:: DATASET CONTENT

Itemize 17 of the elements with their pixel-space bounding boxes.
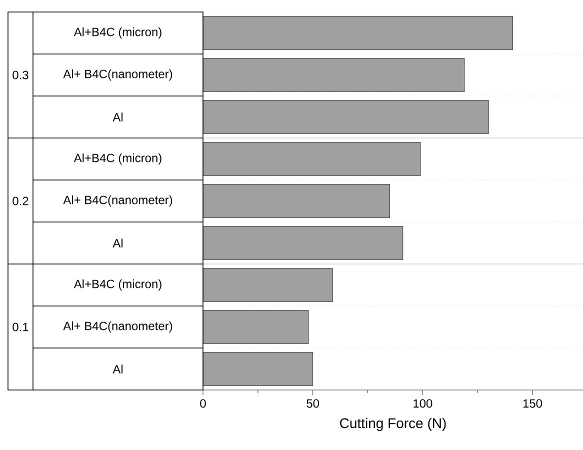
x-axis-title: Cutting Force (N) bbox=[340, 418, 446, 431]
y-tick-label: Al+B4C (micron) bbox=[74, 27, 162, 39]
y-tick-label: Al bbox=[112, 112, 123, 122]
x-tick-label: 50 bbox=[306, 399, 320, 408]
y-tick-label: Al+ B4C(nanometer) bbox=[63, 195, 172, 207]
x-tick-label: 0 bbox=[200, 399, 206, 408]
x-tick-label: 150 bbox=[523, 399, 542, 408]
text: 0.2 bbox=[12, 196, 28, 206]
y-tick-label: Al+B4C (micron) bbox=[74, 153, 162, 165]
y-tick-label: Al bbox=[112, 238, 123, 248]
y-tick-label: Al+ B4C(nanometer) bbox=[63, 321, 172, 333]
text: 0.3 bbox=[12, 70, 28, 80]
y-tick-label: Al+B4C (micron) bbox=[74, 279, 162, 291]
text: 0.1 bbox=[12, 322, 28, 332]
y-tick-label: Al bbox=[112, 364, 123, 374]
x-tick-label: 100 bbox=[414, 399, 432, 408]
y-tick-label: Al+ B4C(nanometer) bbox=[63, 69, 172, 81]
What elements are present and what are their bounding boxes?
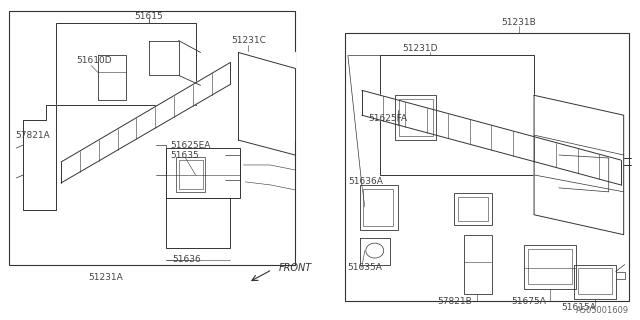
Text: 51625EA: 51625EA xyxy=(171,140,211,149)
Bar xyxy=(399,99,433,136)
Text: 51635A: 51635A xyxy=(347,263,381,272)
Text: FRONT: FRONT xyxy=(278,262,312,273)
Text: 51231D: 51231D xyxy=(402,44,437,53)
Bar xyxy=(528,249,572,284)
Bar xyxy=(524,244,576,289)
Text: 51231C: 51231C xyxy=(231,36,266,45)
Bar xyxy=(345,33,628,301)
Text: 51636A: 51636A xyxy=(348,177,383,187)
Text: 51635: 51635 xyxy=(171,150,200,160)
Text: A505001609: A505001609 xyxy=(575,306,628,315)
Bar xyxy=(454,193,492,225)
Text: 57821B: 57821B xyxy=(437,297,472,306)
Polygon shape xyxy=(238,52,295,140)
Bar xyxy=(363,189,393,226)
Text: 51675A: 51675A xyxy=(511,297,547,306)
Bar xyxy=(360,185,397,230)
Bar xyxy=(458,197,488,221)
Bar xyxy=(574,265,616,300)
Polygon shape xyxy=(23,105,56,210)
Bar xyxy=(175,157,205,192)
Bar xyxy=(166,198,230,248)
Bar xyxy=(56,23,196,105)
Bar xyxy=(380,55,534,175)
Bar xyxy=(179,160,202,189)
Text: 51615A: 51615A xyxy=(561,303,596,312)
Text: 51636: 51636 xyxy=(173,255,202,264)
Text: 51231A: 51231A xyxy=(88,273,124,282)
Polygon shape xyxy=(362,90,621,185)
Text: 51615: 51615 xyxy=(134,12,163,21)
Polygon shape xyxy=(61,62,230,183)
Text: 51610D: 51610D xyxy=(76,56,112,65)
Polygon shape xyxy=(534,95,623,235)
Bar xyxy=(578,268,612,294)
Bar xyxy=(166,148,241,198)
Text: 51625FA: 51625FA xyxy=(368,114,407,123)
Ellipse shape xyxy=(366,243,384,258)
Text: 57821A: 57821A xyxy=(15,131,50,140)
Bar xyxy=(465,235,492,294)
Bar xyxy=(10,11,295,265)
Text: 51231B: 51231B xyxy=(502,18,536,27)
Bar xyxy=(395,95,436,140)
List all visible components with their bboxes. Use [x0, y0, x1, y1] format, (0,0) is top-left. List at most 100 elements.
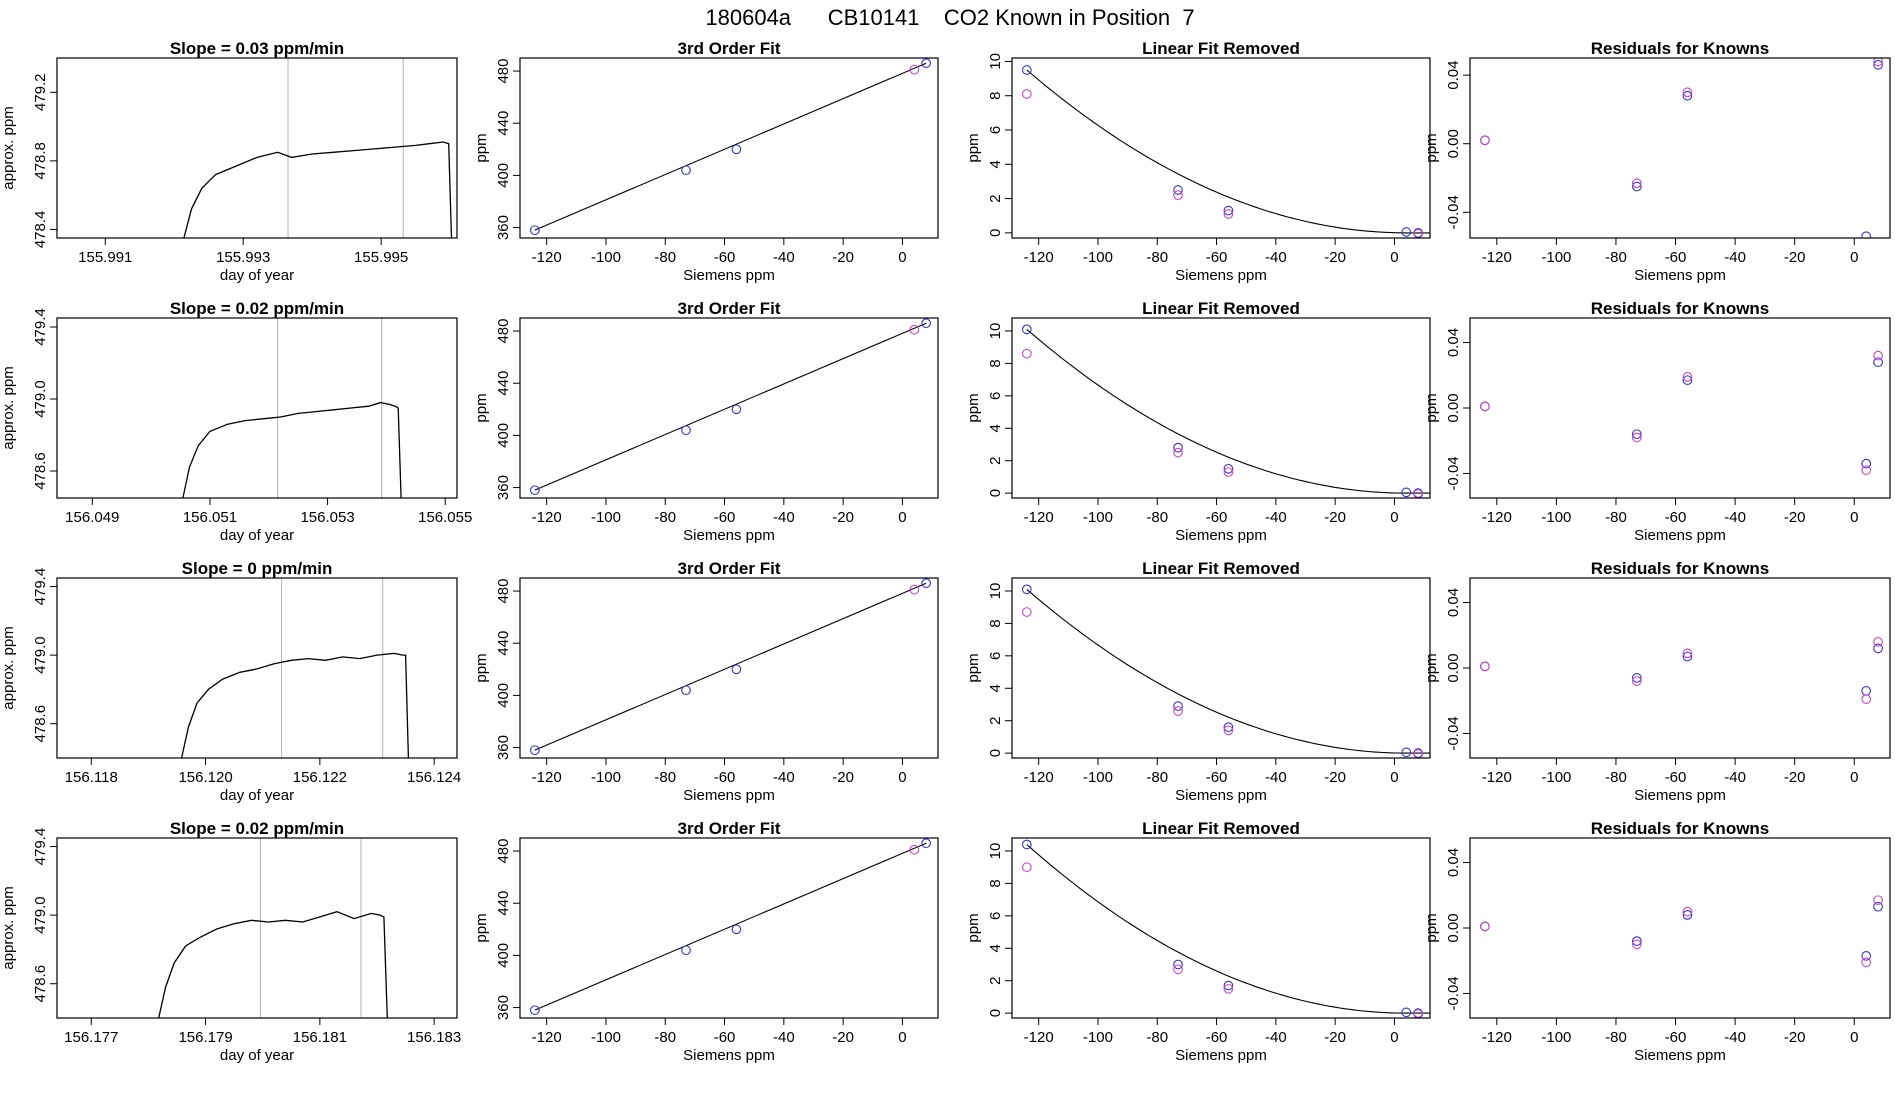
data-point [1173, 185, 1183, 195]
data-point [1631, 676, 1642, 686]
x-tick-label: 156.049 [65, 509, 119, 526]
x-tick-label: -20 [1784, 509, 1806, 526]
plot-frame [1011, 317, 1431, 499]
panel-r1-c1: 155.991 155.993 155.995 478.4 478.8 479.2 Slop… [0, 39, 458, 284]
y-tick-label: 480 [495, 319, 512, 344]
y-tick-label: 2 [987, 717, 1004, 725]
y-tick-label: 400 [495, 423, 512, 448]
x-tick-label: -80 [1605, 769, 1627, 786]
y-tick-label: -0.04 [1445, 976, 1462, 1010]
y-tick-label: 478.6 [32, 705, 49, 743]
data-point [1682, 375, 1693, 386]
data-point [1223, 463, 1234, 474]
data-point [529, 485, 540, 496]
data-point [1021, 65, 1032, 75]
y-axis-label: ppm [473, 393, 490, 422]
x-axis-label: Siemens ppm [1175, 1047, 1267, 1064]
data-point [1682, 90, 1693, 101]
data-point [1413, 1009, 1423, 1018]
x-tick-label: -60 [1665, 249, 1687, 266]
x-tick-label: -20 [1784, 249, 1806, 266]
data-point [1682, 651, 1693, 662]
data-point [1861, 465, 1872, 476]
data-point [1480, 401, 1490, 412]
plot-area [529, 578, 931, 756]
panel-r2-c4: -120 -100 -80 -60 -40 -20 0 -0.04 0.00 0.04 Residu… [1423, 299, 1891, 544]
x-tick-label: -80 [1146, 509, 1168, 526]
x-tick-label: -40 [773, 769, 795, 786]
x-tick-label: 0 [1850, 1029, 1858, 1046]
x-tick-label: 156.179 [178, 1029, 232, 1046]
x-tick-label: 156.120 [178, 769, 232, 786]
data-point [1861, 957, 1872, 968]
data-point [921, 58, 931, 69]
y-tick-label: 478.6 [32, 452, 49, 490]
data-point [1021, 607, 1032, 617]
plot-area [1480, 58, 1883, 238]
y-axis-label: ppm [473, 913, 490, 942]
x-tick-label: -40 [1724, 1029, 1746, 1046]
x-tick-label: 156.181 [293, 1029, 347, 1046]
data-point [909, 324, 920, 335]
panel-r3-c2: -120 -100 -80 -60 -40 -20 0 360 400 440 480 3rd Ord… [473, 559, 939, 804]
x-tick-label: -120 [1482, 1029, 1512, 1046]
y-tick-label: 0.04 [1445, 588, 1462, 617]
data-point [529, 745, 540, 756]
x-axis-label: Siemens ppm [1175, 527, 1267, 544]
y-tick-label: 360 [495, 735, 512, 760]
x-tick-label: -120 [532, 509, 562, 526]
plot-area [158, 838, 388, 1018]
y-axis-label: approx. ppm [0, 366, 17, 449]
data-point [909, 844, 920, 855]
x-tick-label: -60 [1665, 769, 1687, 786]
y-tick-label: 0.04 [1445, 61, 1462, 90]
y-tick-label: 0.00 [1445, 913, 1462, 942]
fit-line [534, 62, 927, 231]
x-axis-label: day of year [220, 527, 294, 544]
data-point [1401, 227, 1412, 237]
panel-title: Residuals for Knowns [1591, 819, 1770, 838]
fit-line [534, 582, 927, 751]
panel-r2-c3: -120 -100 -80 -60 -40 -20 0 0 2 4 6 8 10 Linear Fit R… [965, 299, 1431, 544]
x-tick-label: -40 [773, 1029, 795, 1046]
y-tick-label: 479.4 [32, 308, 49, 346]
data-point [1682, 910, 1693, 920]
data-point [529, 1005, 540, 1016]
y-tick-label: -0.04 [1445, 716, 1462, 750]
y-tick-label: 4 [987, 160, 1004, 168]
y-tick-label: 480 [495, 579, 512, 604]
y-tick-label: 6 [987, 126, 1004, 134]
panel-title: Linear Fit Removed [1142, 39, 1300, 58]
panel-r4-c1: 156.177 156.179 156.181 156.183 478.6 479.0 47… [0, 819, 461, 1064]
y-tick-label: 400 [495, 163, 512, 188]
data-point [1861, 458, 1872, 469]
data-point [1021, 584, 1032, 595]
panel-r1-c3: -120 -100 -80 -60 -40 -20 0 0 2 4 6 8 10 Linear Fit R… [965, 39, 1431, 284]
y-tick-label: 400 [495, 943, 512, 968]
x-tick-label: -40 [1265, 1029, 1287, 1046]
x-tick-label: 156.053 [300, 509, 354, 526]
y-tick-label: 479.0 [32, 896, 49, 934]
y-tick-label: 440 [495, 631, 512, 656]
y-tick-label: 440 [495, 111, 512, 136]
plot-area [1480, 895, 1883, 968]
data-point [1873, 357, 1883, 368]
x-tick-label: 0 [1850, 509, 1858, 526]
x-tick-label: -100 [591, 769, 621, 786]
x-tick-label: -100 [1541, 509, 1571, 526]
plot-area [1480, 636, 1883, 704]
data-point [731, 664, 742, 675]
data-point [1861, 950, 1872, 961]
x-tick-label: -20 [1324, 249, 1346, 266]
x-axis-label: Siemens ppm [683, 787, 775, 804]
x-tick-label: -20 [1324, 769, 1346, 786]
fit-curve [1026, 844, 1430, 1014]
x-tick-label: -20 [832, 1029, 854, 1046]
y-tick-label: 400 [495, 683, 512, 708]
panel-title: Linear Fit Removed [1142, 819, 1300, 838]
x-tick-label: -60 [1206, 509, 1228, 526]
y-tick-label: 6 [987, 912, 1004, 920]
x-axis-label: Siemens ppm [1634, 787, 1726, 804]
y-tick-label: 4 [987, 944, 1004, 952]
x-tick-label: -100 [1083, 249, 1113, 266]
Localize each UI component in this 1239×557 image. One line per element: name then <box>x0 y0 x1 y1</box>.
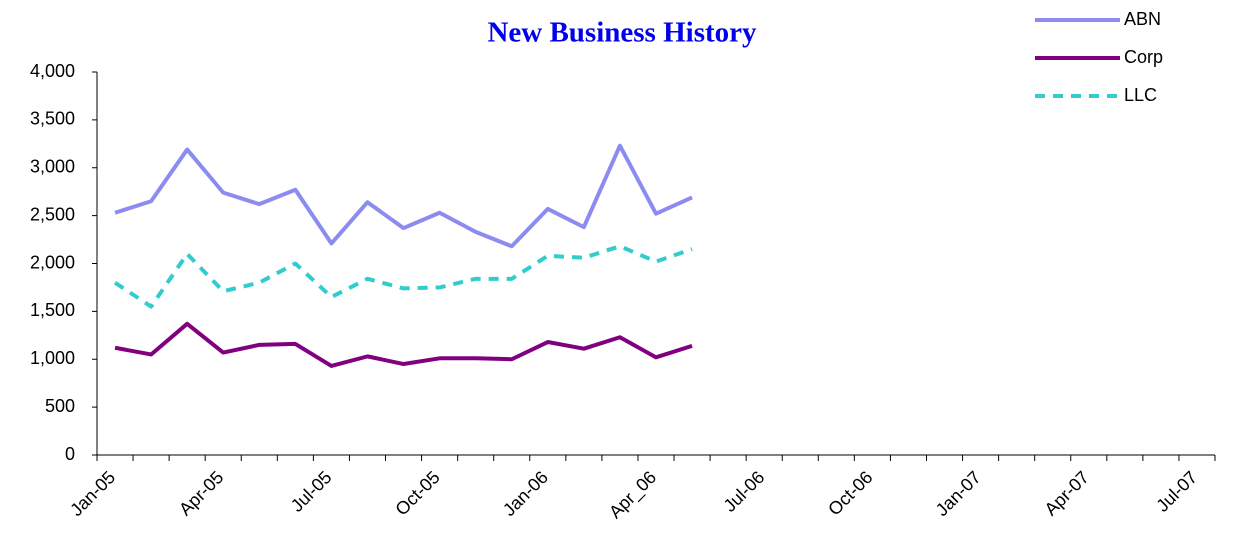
legend-label: ABN <box>1124 9 1161 29</box>
x-tick-label: Apr_06 <box>605 467 661 523</box>
x-tick-label: Jan-05 <box>66 467 119 520</box>
y-tick-label: 1,500 <box>30 300 75 320</box>
y-tick-label: 1,000 <box>30 348 75 368</box>
y-tick-label: 3,500 <box>30 109 75 129</box>
x-tick-label: Jul-07 <box>1152 467 1201 516</box>
x-tick-label: Jul-06 <box>720 467 769 516</box>
x-tick-label: Jan-07 <box>932 467 985 520</box>
series-line <box>114 143 693 249</box>
series-line <box>114 321 693 368</box>
x-tick-label: Jan-06 <box>499 467 552 520</box>
y-tick-label: 0 <box>65 444 75 464</box>
series-line <box>113 244 693 309</box>
y-tick-label: 2,000 <box>30 252 75 272</box>
x-tick-label: Jul-05 <box>287 467 336 516</box>
x-tick-label: Oct-06 <box>824 467 876 519</box>
x-tick-label: Apr-07 <box>1041 467 1093 519</box>
chart-title: New Business History <box>487 17 757 49</box>
x-tick-label: Apr-05 <box>175 467 227 519</box>
y-tick-label: 500 <box>45 396 75 416</box>
y-tick-label: 4,000 <box>30 61 75 81</box>
y-tick-label: 2,500 <box>30 204 75 224</box>
legend-label: Corp <box>1124 47 1163 67</box>
y-tick-label: 3,000 <box>30 157 75 177</box>
legend-label: LLC <box>1124 85 1157 105</box>
x-tick-label: Oct-05 <box>391 467 443 519</box>
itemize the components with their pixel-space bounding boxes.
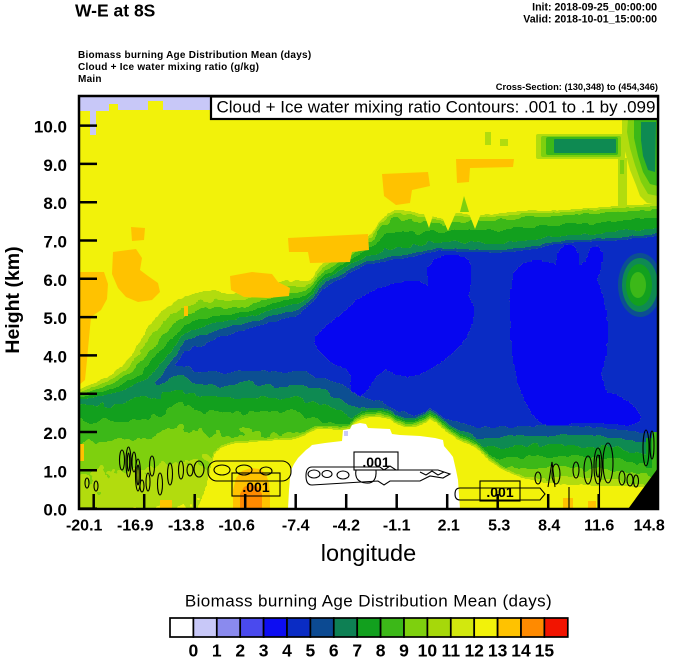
svg-text:9.0: 9.0: [43, 156, 67, 175]
svg-text:13: 13: [488, 641, 508, 661]
svg-text:11: 11: [442, 641, 461, 661]
svg-text:-20.1: -20.1: [66, 518, 103, 535]
svg-text:8.4: 8.4: [538, 518, 560, 535]
svg-text:Valid: 2018-10-01_15:00:00: Valid: 2018-10-01_15:00:00: [523, 14, 657, 26]
svg-text:-16.9: -16.9: [117, 518, 154, 535]
svg-text:Cloud + Ice water mixing ratio: Cloud + Ice water mixing ratio Contours:…: [217, 98, 656, 117]
svg-text:-7.4: -7.4: [282, 518, 310, 535]
svg-text:2: 2: [235, 641, 245, 661]
svg-text:.001: .001: [242, 479, 269, 495]
svg-text:longitude: longitude: [321, 540, 416, 566]
svg-text:3: 3: [259, 641, 269, 661]
svg-text:Biomass burning Age Distributi: Biomass burning Age Distribution Mean (d…: [185, 592, 552, 611]
svg-text:Cloud + Ice water mixing ratio: Cloud + Ice water mixing ratio (g/kg): [78, 62, 259, 73]
svg-text:11.6: 11.6: [584, 518, 614, 535]
svg-text:8: 8: [376, 641, 386, 661]
svg-text:6: 6: [329, 641, 339, 661]
svg-text:-1.1: -1.1: [383, 518, 411, 535]
svg-text:7: 7: [352, 641, 362, 661]
svg-text:0.0: 0.0: [43, 501, 67, 520]
svg-text:W-E at 8S: W-E at 8S: [75, 1, 155, 21]
svg-text:12: 12: [464, 641, 484, 661]
svg-text:14: 14: [511, 641, 531, 661]
svg-text:4.0: 4.0: [43, 347, 67, 366]
svg-text:14.8: 14.8: [634, 518, 665, 535]
svg-text:.001: .001: [486, 484, 513, 500]
svg-text:0: 0: [189, 641, 199, 661]
svg-text:10: 10: [418, 641, 438, 661]
svg-text:5: 5: [306, 641, 316, 661]
svg-text:4: 4: [282, 641, 292, 661]
svg-text:-10.6: -10.6: [218, 518, 255, 535]
svg-text:-4.2: -4.2: [332, 518, 360, 535]
svg-text:Main: Main: [78, 74, 102, 85]
svg-text:15: 15: [535, 641, 555, 661]
svg-text:5.3: 5.3: [488, 518, 510, 535]
svg-text:1: 1: [212, 641, 222, 661]
svg-text:1.0: 1.0: [43, 462, 67, 481]
svg-text:8.0: 8.0: [43, 194, 67, 213]
svg-text:Cross-Section: (130,348) to (4: Cross-Section: (130,348) to (454,346): [496, 82, 658, 92]
svg-text:Height (km): Height (km): [2, 246, 24, 353]
svg-text:2.0: 2.0: [43, 424, 67, 443]
svg-text:2.1: 2.1: [438, 518, 460, 535]
svg-text:3.0: 3.0: [43, 386, 67, 405]
svg-text:5.0: 5.0: [43, 309, 67, 328]
svg-text:Init: 2018-09-25_00:00:00: Init: 2018-09-25_00:00:00: [532, 2, 657, 14]
svg-text:6.0: 6.0: [43, 271, 67, 290]
svg-text:.001: .001: [362, 454, 389, 470]
svg-text:10.0: 10.0: [34, 118, 67, 137]
svg-text:-13.8: -13.8: [168, 518, 205, 535]
svg-text:7.0: 7.0: [43, 233, 67, 252]
svg-text:9: 9: [399, 641, 409, 661]
svg-text:Biomass burning Age Distributi: Biomass burning Age Distribution Mean (d…: [78, 50, 311, 61]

::::

JOB
From the first line of the items up to and including the line containing "What elements are", rewrite those lines with "nanometer" renamed to "nm" and nothing else changed. Omit the pictures.

EXERCISE OUTPUT
Itemize 17 of the elements with their pixel-space bounding boxes.
x-axis-title: Cutting Force (N) bbox=[340, 418, 446, 431]
y-tick-label: Al+B4C (micron) bbox=[74, 27, 162, 39]
y-tick-label: Al bbox=[112, 112, 123, 122]
x-tick-label: 50 bbox=[306, 399, 320, 408]
y-tick-label: Al+ B4C(nm) bbox=[63, 195, 172, 207]
x-tick-label: 0 bbox=[200, 399, 206, 408]
x-tick-label: 150 bbox=[523, 399, 542, 408]
text: 0.2 bbox=[12, 196, 28, 206]
y-tick-label: Al+B4C (micron) bbox=[74, 153, 162, 165]
y-tick-label: Al bbox=[112, 238, 123, 248]
y-tick-label: Al+ B4C(nm) bbox=[63, 321, 172, 333]
text: 0.3 bbox=[12, 70, 28, 80]
y-tick-label: Al+B4C (micron) bbox=[74, 279, 162, 291]
text: 0.1 bbox=[12, 322, 28, 332]
y-tick-label: Al bbox=[112, 364, 123, 374]
x-tick-label: 100 bbox=[414, 399, 432, 408]
y-tick-label: Al+ B4C(nm) bbox=[63, 69, 172, 81]
What elements are present and what are their bounding boxes?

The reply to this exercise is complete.